# Exercise requirements
Which lines in the records below contain the string "cylinder"? Return each of them in full.

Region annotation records
◆ ◆ ◆ ◆ ◆ ◆ ◆

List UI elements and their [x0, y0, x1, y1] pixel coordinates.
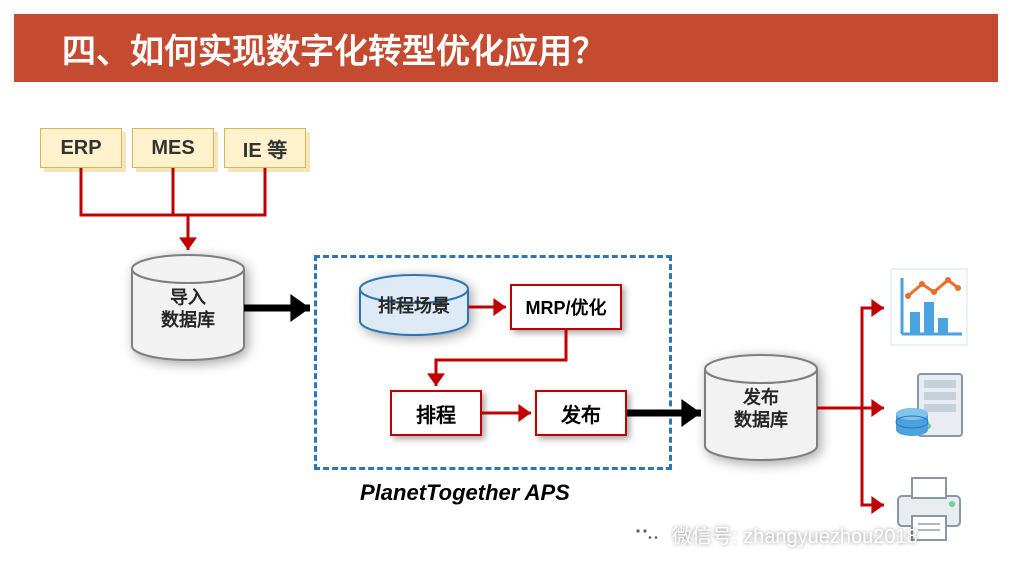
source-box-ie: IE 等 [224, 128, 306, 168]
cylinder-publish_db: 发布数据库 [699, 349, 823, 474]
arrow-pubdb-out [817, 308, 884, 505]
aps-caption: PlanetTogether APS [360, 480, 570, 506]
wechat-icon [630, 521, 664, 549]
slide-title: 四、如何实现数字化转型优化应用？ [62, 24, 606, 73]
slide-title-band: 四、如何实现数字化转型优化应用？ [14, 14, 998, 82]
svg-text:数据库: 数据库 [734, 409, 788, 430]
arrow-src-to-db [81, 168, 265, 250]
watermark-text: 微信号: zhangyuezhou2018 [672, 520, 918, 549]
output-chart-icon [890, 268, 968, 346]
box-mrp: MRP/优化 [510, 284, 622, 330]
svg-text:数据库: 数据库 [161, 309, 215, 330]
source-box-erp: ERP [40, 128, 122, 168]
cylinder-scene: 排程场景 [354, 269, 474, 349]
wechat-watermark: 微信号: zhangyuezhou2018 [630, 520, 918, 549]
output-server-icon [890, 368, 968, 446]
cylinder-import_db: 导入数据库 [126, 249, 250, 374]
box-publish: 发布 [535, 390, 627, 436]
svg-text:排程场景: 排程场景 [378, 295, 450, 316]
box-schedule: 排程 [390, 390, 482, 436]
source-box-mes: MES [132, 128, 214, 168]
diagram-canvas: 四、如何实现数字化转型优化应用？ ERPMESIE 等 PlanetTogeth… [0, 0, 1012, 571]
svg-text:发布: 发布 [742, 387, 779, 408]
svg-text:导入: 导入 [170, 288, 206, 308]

◆ ◆ ◆ ◆ ◆ ◆ ◆

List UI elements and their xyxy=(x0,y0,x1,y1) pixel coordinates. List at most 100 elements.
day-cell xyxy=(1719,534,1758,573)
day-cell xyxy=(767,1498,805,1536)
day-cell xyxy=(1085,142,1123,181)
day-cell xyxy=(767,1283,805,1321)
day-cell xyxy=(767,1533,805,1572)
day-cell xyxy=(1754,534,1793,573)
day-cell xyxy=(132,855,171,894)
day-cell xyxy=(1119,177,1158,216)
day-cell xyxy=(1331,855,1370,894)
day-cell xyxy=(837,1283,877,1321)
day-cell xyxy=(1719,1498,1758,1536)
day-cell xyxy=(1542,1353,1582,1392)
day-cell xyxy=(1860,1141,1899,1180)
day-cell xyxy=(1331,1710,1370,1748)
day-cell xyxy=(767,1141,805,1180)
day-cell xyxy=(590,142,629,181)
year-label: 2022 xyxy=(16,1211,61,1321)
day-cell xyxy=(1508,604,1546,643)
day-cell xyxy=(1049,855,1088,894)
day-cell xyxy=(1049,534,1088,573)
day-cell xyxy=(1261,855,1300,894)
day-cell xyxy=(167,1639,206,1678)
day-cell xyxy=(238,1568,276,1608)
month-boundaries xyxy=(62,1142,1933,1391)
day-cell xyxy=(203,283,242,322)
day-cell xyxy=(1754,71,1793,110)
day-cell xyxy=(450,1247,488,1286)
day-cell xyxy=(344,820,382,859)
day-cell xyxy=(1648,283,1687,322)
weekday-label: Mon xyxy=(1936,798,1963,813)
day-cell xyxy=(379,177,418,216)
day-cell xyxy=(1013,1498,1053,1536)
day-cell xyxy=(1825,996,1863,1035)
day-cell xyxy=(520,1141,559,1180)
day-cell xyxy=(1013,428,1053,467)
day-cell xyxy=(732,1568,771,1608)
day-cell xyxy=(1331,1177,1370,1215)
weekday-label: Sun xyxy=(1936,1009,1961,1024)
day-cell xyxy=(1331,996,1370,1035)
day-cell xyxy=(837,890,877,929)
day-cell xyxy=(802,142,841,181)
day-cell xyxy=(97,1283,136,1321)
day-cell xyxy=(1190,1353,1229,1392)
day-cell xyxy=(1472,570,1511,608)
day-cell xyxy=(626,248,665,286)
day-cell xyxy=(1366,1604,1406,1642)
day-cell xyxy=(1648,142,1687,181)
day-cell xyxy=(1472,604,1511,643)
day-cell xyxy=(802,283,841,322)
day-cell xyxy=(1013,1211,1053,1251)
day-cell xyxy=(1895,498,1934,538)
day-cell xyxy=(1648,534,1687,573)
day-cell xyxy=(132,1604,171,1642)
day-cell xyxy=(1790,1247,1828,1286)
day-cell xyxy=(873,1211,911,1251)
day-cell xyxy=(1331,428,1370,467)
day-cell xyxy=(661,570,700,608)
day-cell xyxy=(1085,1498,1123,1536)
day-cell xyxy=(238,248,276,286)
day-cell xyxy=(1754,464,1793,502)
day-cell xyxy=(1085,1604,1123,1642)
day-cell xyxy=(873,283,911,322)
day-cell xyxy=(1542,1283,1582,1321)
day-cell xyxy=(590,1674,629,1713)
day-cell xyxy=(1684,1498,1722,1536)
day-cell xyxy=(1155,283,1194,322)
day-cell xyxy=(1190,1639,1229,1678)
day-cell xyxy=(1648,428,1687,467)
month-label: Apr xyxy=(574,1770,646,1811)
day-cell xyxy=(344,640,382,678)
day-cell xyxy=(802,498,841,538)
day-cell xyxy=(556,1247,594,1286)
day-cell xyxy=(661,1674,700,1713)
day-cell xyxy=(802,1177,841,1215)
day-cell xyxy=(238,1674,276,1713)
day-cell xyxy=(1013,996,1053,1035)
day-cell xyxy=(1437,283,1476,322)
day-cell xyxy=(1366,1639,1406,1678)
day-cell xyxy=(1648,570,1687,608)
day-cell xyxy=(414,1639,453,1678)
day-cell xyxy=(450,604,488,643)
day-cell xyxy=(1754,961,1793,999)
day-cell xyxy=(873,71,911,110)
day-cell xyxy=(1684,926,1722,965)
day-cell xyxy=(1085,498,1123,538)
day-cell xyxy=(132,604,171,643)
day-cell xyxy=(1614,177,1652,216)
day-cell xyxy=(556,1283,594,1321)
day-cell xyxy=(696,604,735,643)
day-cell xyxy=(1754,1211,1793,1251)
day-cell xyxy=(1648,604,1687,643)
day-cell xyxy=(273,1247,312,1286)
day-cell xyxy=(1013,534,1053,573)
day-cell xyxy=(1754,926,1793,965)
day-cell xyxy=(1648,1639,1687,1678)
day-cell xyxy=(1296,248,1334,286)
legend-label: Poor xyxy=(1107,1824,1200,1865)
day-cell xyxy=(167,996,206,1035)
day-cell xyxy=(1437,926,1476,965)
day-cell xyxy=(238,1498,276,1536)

◆ ◆ ◆ ◆ ◆ ◆ ◆

# Solution
cylinder-publish_db: 发布数据库 [699, 349, 823, 474]
cylinder-scene: 排程场景 [354, 269, 474, 349]
cylinder-import_db: 导入数据库 [126, 249, 250, 374]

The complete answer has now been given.